* _Short exercise_: Below are entries. Pull out all lines containing "ylabel".

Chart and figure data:
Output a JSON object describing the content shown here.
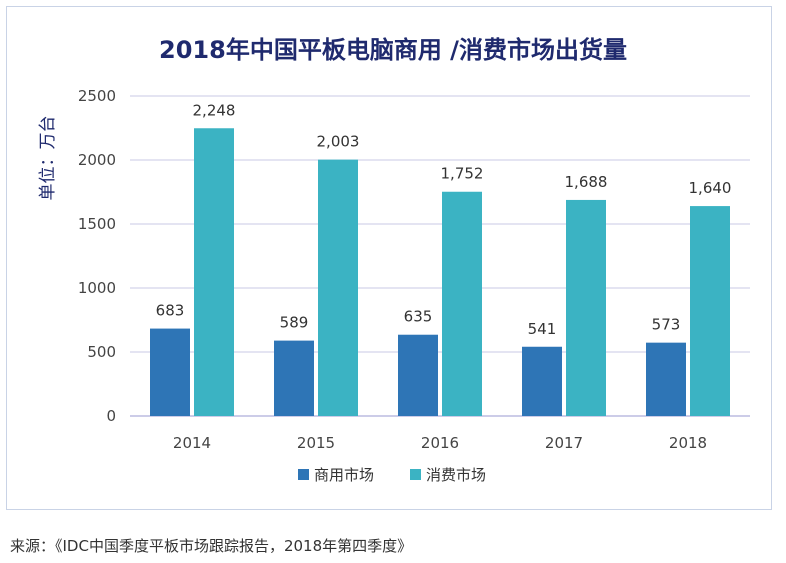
{
  "chart_data": {
    "type": "bar",
    "title": "2018年中国平板电脑商用 /消费市场出货量",
    "ylabel": "单位：万台",
    "xlabel": "",
    "categories": [
      "2014",
      "2015",
      "2016",
      "2017",
      "2018"
    ],
    "series": [
      {
        "name": "商用市场",
        "values": [
          683,
          589,
          635,
          541,
          573
        ],
        "labels": [
          "683",
          "589",
          "635",
          "541",
          "573"
        ],
        "color": "#2e75b6"
      },
      {
        "name": "消费市场",
        "values": [
          2248,
          2003,
          1752,
          1688,
          1640
        ],
        "labels": [
          "2,248",
          "2,003",
          "1,752",
          "1,688",
          "1,640"
        ],
        "color": "#3bb3c3"
      }
    ],
    "yticks": [
      0,
      500,
      1000,
      1500,
      2000,
      2500
    ],
    "ylim": [
      0,
      2500
    ],
    "grid": true,
    "legend_position": "bottom"
  },
  "source_note": "来源：《IDC中国季度平板市场跟踪报告，2018年第四季度》",
  "colors": {
    "title": "#1f2a6e",
    "axis_text": "#444444",
    "gridline": "#c9c9e6"
  }
}
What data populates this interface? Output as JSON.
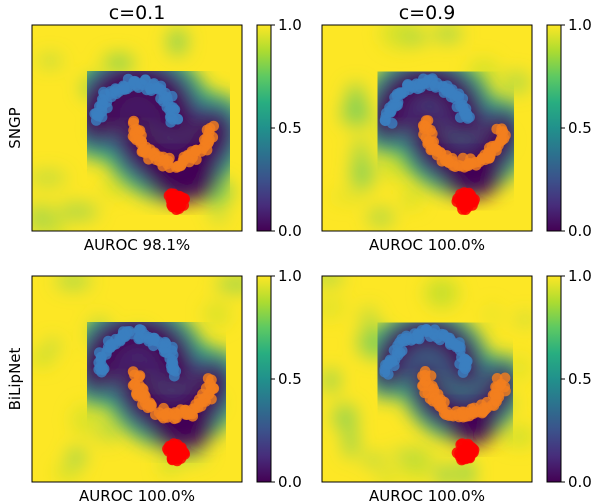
{
  "colors": {
    "viridis": [
      "#440154",
      "#472d7b",
      "#3b528b",
      "#2c728e",
      "#21918c",
      "#28ae80",
      "#5ec962",
      "#addc30",
      "#fde725"
    ],
    "class_0": "#3a7fc0",
    "class_1": "#f37f1e",
    "ood": "#ff0000",
    "frame": "#000000"
  },
  "chart_data": [
    {
      "type": "heatmap",
      "row_label": "SNGP",
      "col_title": "c=0.1",
      "caption": "AUROC 98.1%",
      "colorbar": {
        "range": [
          0.0,
          1.0
        ],
        "ticks": [
          "0.0",
          "0.5",
          "1.0"
        ]
      },
      "auroc_percent": 98.1,
      "band_width": 1.0,
      "noise": 0.1
    },
    {
      "type": "heatmap",
      "row_label": "",
      "col_title": "c=0.9",
      "caption": "AUROC 100.0%",
      "colorbar": {
        "range": [
          0.0,
          1.0
        ],
        "ticks": [
          "0.0",
          "0.5",
          "1.0"
        ]
      },
      "auroc_percent": 100.0,
      "band_width": 0.85,
      "noise": 0.15
    },
    {
      "type": "heatmap",
      "row_label": "BiLipNet",
      "col_title": "",
      "caption": "AUROC 100.0%",
      "colorbar": {
        "range": [
          0.0,
          1.0
        ],
        "ticks": [
          "0.0",
          "0.5",
          "1.0"
        ]
      },
      "auroc_percent": 100.0,
      "band_width": 0.9,
      "noise": 0.1
    },
    {
      "type": "heatmap",
      "row_label": "",
      "col_title": "",
      "caption": "AUROC 100.0%",
      "colorbar": {
        "range": [
          0.0,
          1.0
        ],
        "ticks": [
          "0.0",
          "0.5",
          "1.0"
        ]
      },
      "auroc_percent": 100.0,
      "band_width": 0.7,
      "noise": 0.3
    }
  ]
}
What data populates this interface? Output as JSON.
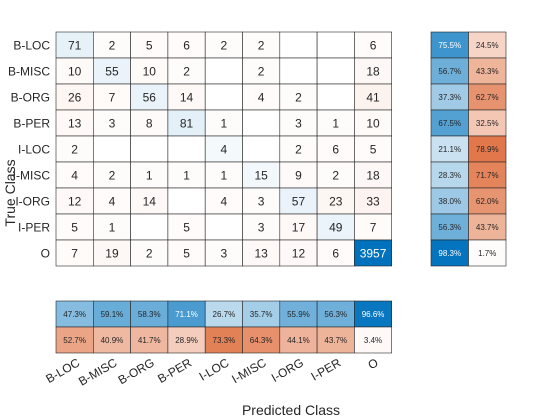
{
  "chart_data": {
    "type": "heatmap",
    "subtype": "confusion-matrix",
    "xlabel": "Predicted Class",
    "ylabel": "True Class",
    "classes": [
      "B-LOC",
      "B-MISC",
      "B-ORG",
      "B-PER",
      "I-LOC",
      "I-MISC",
      "I-ORG",
      "I-PER",
      "O"
    ],
    "matrix": [
      [
        71,
        2,
        5,
        6,
        2,
        2,
        null,
        null,
        6
      ],
      [
        10,
        55,
        10,
        2,
        null,
        2,
        null,
        null,
        18
      ],
      [
        26,
        7,
        56,
        14,
        null,
        4,
        2,
        null,
        41
      ],
      [
        13,
        3,
        8,
        81,
        1,
        null,
        3,
        1,
        10
      ],
      [
        2,
        null,
        null,
        null,
        4,
        null,
        2,
        6,
        5
      ],
      [
        4,
        2,
        1,
        1,
        1,
        15,
        9,
        2,
        18
      ],
      [
        12,
        4,
        14,
        null,
        4,
        3,
        57,
        23,
        33
      ],
      [
        5,
        1,
        null,
        5,
        null,
        3,
        17,
        49,
        7
      ],
      [
        7,
        19,
        2,
        5,
        3,
        13,
        12,
        6,
        3957
      ]
    ],
    "row_summary": {
      "correct": [
        "75.5%",
        "56.7%",
        "37.3%",
        "67.5%",
        "21.1%",
        "28.3%",
        "38.0%",
        "56.3%",
        "98.3%"
      ],
      "incorrect": [
        "24.5%",
        "43.3%",
        "62.7%",
        "32.5%",
        "78.9%",
        "71.7%",
        "62.0%",
        "43.7%",
        "1.7%"
      ]
    },
    "column_summary": {
      "correct": [
        "47.3%",
        "59.1%",
        "58.3%",
        "71.1%",
        "26.7%",
        "35.7%",
        "55.9%",
        "56.3%",
        "96.6%"
      ],
      "incorrect": [
        "52.7%",
        "40.9%",
        "41.7%",
        "28.9%",
        "73.3%",
        "64.3%",
        "44.1%",
        "43.7%",
        "3.4%"
      ]
    },
    "colors": {
      "correct_full": "#0072bd",
      "incorrect_full": "#d95319",
      "background": "#ffffff",
      "grid": "#262626"
    }
  }
}
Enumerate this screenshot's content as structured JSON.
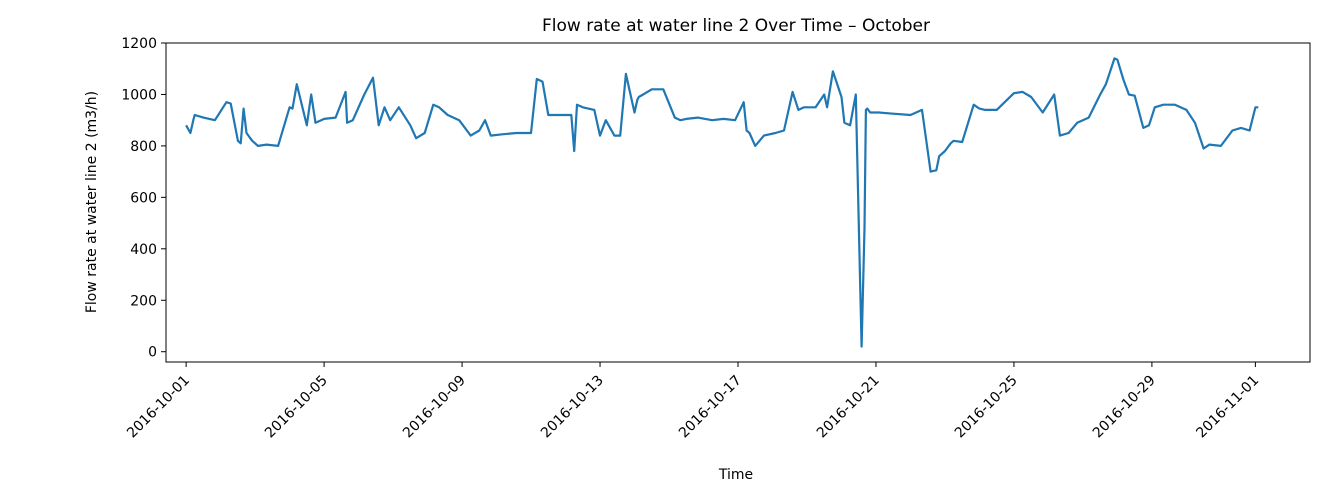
{
  "chart_data": {
    "type": "line",
    "title": "Flow rate at water line 2 Over Time – October",
    "xlabel": "Time",
    "ylabel": "Flow rate at water line 2 (m3/h)",
    "xlim": [
      "2016-09-30T10:00",
      "2016-11-02T14:00"
    ],
    "ylim": [
      -40,
      1200
    ],
    "y_ticks": [
      0,
      200,
      400,
      600,
      800,
      1000,
      1200
    ],
    "x_ticks": [
      "2016-10-01",
      "2016-10-05",
      "2016-10-09",
      "2016-10-13",
      "2016-10-17",
      "2016-10-21",
      "2016-10-25",
      "2016-10-29",
      "2016-11-01"
    ],
    "grid": false,
    "color": "#1f77b4",
    "series": [
      {
        "x": [
          "2016-10-01T00:00",
          "2016-10-01T03:00",
          "2016-10-01T05:00",
          "2016-10-01T06:00",
          "2016-10-01T12:00",
          "2016-10-01T20:00",
          "2016-10-02T04:00",
          "2016-10-02T07:00",
          "2016-10-02T12:00",
          "2016-10-02T14:00",
          "2016-10-02T16:00",
          "2016-10-02T18:00",
          "2016-10-02T22:00",
          "2016-10-03T02:00",
          "2016-10-03T08:00",
          "2016-10-03T16:00",
          "2016-10-04T00:00",
          "2016-10-04T02:00",
          "2016-10-04T05:00",
          "2016-10-04T12:00",
          "2016-10-04T15:00",
          "2016-10-04T18:00",
          "2016-10-04T22:00",
          "2016-10-05T00:00",
          "2016-10-05T08:00",
          "2016-10-05T15:00",
          "2016-10-05T16:00",
          "2016-10-05T20:00",
          "2016-10-06T04:00",
          "2016-10-06T10:00",
          "2016-10-06T14:00",
          "2016-10-06T18:00",
          "2016-10-06T22:00",
          "2016-10-07T04:00",
          "2016-10-07T12:00",
          "2016-10-07T16:00",
          "2016-10-07T22:00",
          "2016-10-08T04:00",
          "2016-10-08T08:00",
          "2016-10-08T14:00",
          "2016-10-08T22:00",
          "2016-10-09T06:00",
          "2016-10-09T12:00",
          "2016-10-09T16:00",
          "2016-10-09T20:00",
          "2016-10-10T04:00",
          "2016-10-10T14:00",
          "2016-10-11T00:00",
          "2016-10-11T04:00",
          "2016-10-11T08:00",
          "2016-10-11T12:00",
          "2016-10-11T20:00",
          "2016-10-12T04:00",
          "2016-10-12T06:00",
          "2016-10-12T08:00",
          "2016-10-12T12:00",
          "2016-10-12T20:00",
          "2016-10-13T00:00",
          "2016-10-13T04:00",
          "2016-10-13T10:00",
          "2016-10-13T14:00",
          "2016-10-13T18:00",
          "2016-10-14T00:00",
          "2016-10-14T02:00",
          "2016-10-14T03:00",
          "2016-10-14T06:00",
          "2016-10-14T12:00",
          "2016-10-14T20:00",
          "2016-10-15T04:00",
          "2016-10-15T08:00",
          "2016-10-15T12:00",
          "2016-10-15T20:00",
          "2016-10-16T06:00",
          "2016-10-16T14:00",
          "2016-10-16T22:00",
          "2016-10-17T04:00",
          "2016-10-17T06:00",
          "2016-10-17T08:00",
          "2016-10-17T12:00",
          "2016-10-17T18:00",
          "2016-10-18T02:00",
          "2016-10-18T08:00",
          "2016-10-18T14:00",
          "2016-10-18T18:00",
          "2016-10-18T22:00",
          "2016-10-19T06:00",
          "2016-10-19T12:00",
          "2016-10-19T14:00",
          "2016-10-19T18:00",
          "2016-10-20T00:00",
          "2016-10-20T02:00",
          "2016-10-20T06:00",
          "2016-10-20T10:00",
          "2016-10-20T14:00",
          "2016-10-20T16:00",
          "2016-10-20T17:00",
          "2016-10-20T18:00",
          "2016-10-20T20:00",
          "2016-10-21T02:00",
          "2016-10-21T12:00",
          "2016-10-22T00:00",
          "2016-10-22T08:00",
          "2016-10-22T14:00",
          "2016-10-22T18:00",
          "2016-10-22T20:00",
          "2016-10-23T00:00",
          "2016-10-23T04:00",
          "2016-10-23T06:00",
          "2016-10-23T12:00",
          "2016-10-23T20:00",
          "2016-10-24T00:00",
          "2016-10-24T04:00",
          "2016-10-24T12:00",
          "2016-10-25T00:00",
          "2016-10-25T06:00",
          "2016-10-25T12:00",
          "2016-10-25T20:00",
          "2016-10-26T04:00",
          "2016-10-26T08:00",
          "2016-10-26T14:00",
          "2016-10-26T20:00",
          "2016-10-27T04:00",
          "2016-10-27T12:00",
          "2016-10-27T16:00",
          "2016-10-27T22:00",
          "2016-10-28T00:00",
          "2016-10-28T04:00",
          "2016-10-28T08:00",
          "2016-10-28T12:00",
          "2016-10-28T18:00",
          "2016-10-28T22:00",
          "2016-10-29T02:00",
          "2016-10-29T08:00",
          "2016-10-29T16:00",
          "2016-10-30T00:00",
          "2016-10-30T06:00",
          "2016-10-30T12:00",
          "2016-10-30T16:00",
          "2016-10-31T00:00",
          "2016-10-31T08:00",
          "2016-10-31T14:00",
          "2016-10-31T20:00",
          "2016-11-01T00:00",
          "2016-11-01T02:00"
        ],
        "y": [
          880,
          850,
          900,
          920,
          910,
          900,
          970,
          965,
          820,
          810,
          945,
          850,
          820,
          800,
          805,
          800,
          950,
          945,
          1040,
          880,
          1000,
          890,
          900,
          905,
          910,
          1010,
          890,
          900,
          1000,
          1065,
          880,
          950,
          900,
          950,
          880,
          830,
          850,
          960,
          950,
          920,
          900,
          840,
          860,
          900,
          840,
          845,
          850,
          850,
          1060,
          1050,
          920,
          920,
          920,
          780,
          960,
          950,
          940,
          840,
          900,
          840,
          840,
          1080,
          930,
          980,
          990,
          1000,
          1020,
          1020,
          910,
          900,
          905,
          910,
          900,
          905,
          900,
          970,
          860,
          850,
          800,
          840,
          850,
          860,
          1010,
          940,
          950,
          950,
          1000,
          950,
          1090,
          990,
          890,
          880,
          1000,
          20,
          480,
          940,
          945,
          930,
          930,
          925,
          920,
          940,
          700,
          705,
          760,
          780,
          810,
          820,
          815,
          960,
          945,
          940,
          940,
          1005,
          1010,
          990,
          930,
          1000,
          840,
          850,
          890,
          910,
          1000,
          1040,
          1140,
          1135,
          1060,
          1000,
          995,
          870,
          880,
          950,
          960,
          960,
          940,
          890,
          790,
          805,
          800,
          860,
          870,
          860,
          950,
          950
        ]
      }
    ]
  }
}
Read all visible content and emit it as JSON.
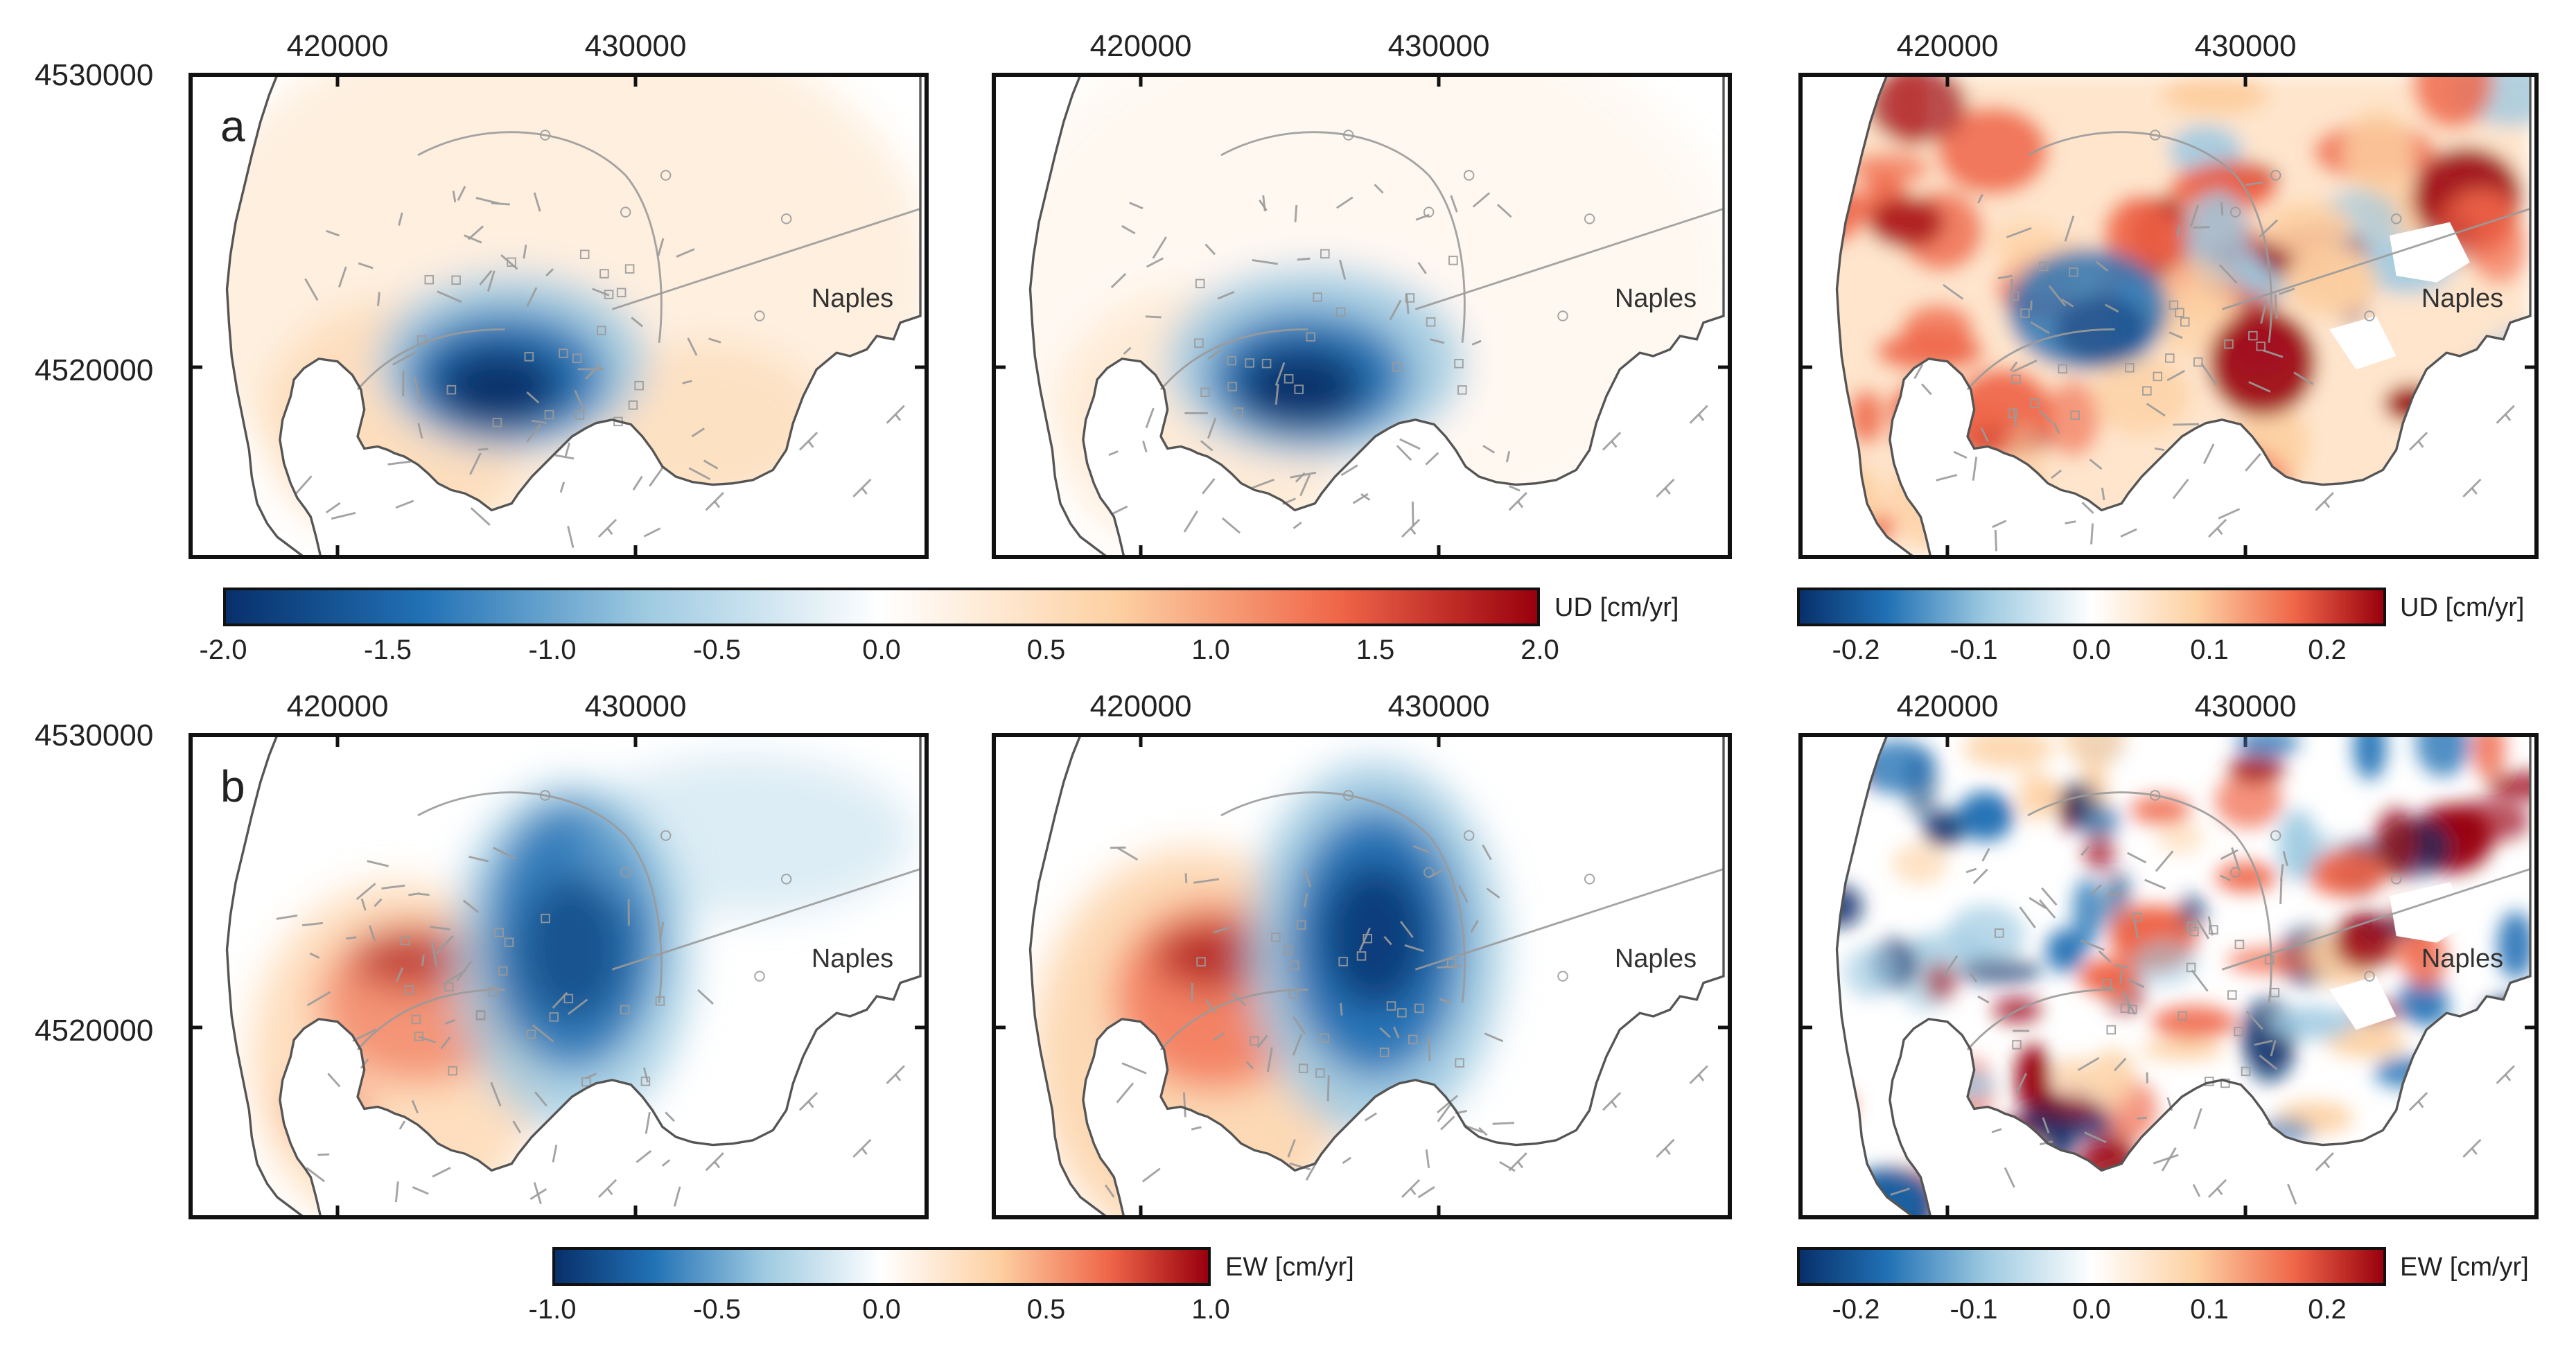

* _The solution_:
    "ylabel": "单位：万台",
    "ylabel": "True Class",
    "ylabel": "Flow rate at water line 2 (m3/h)",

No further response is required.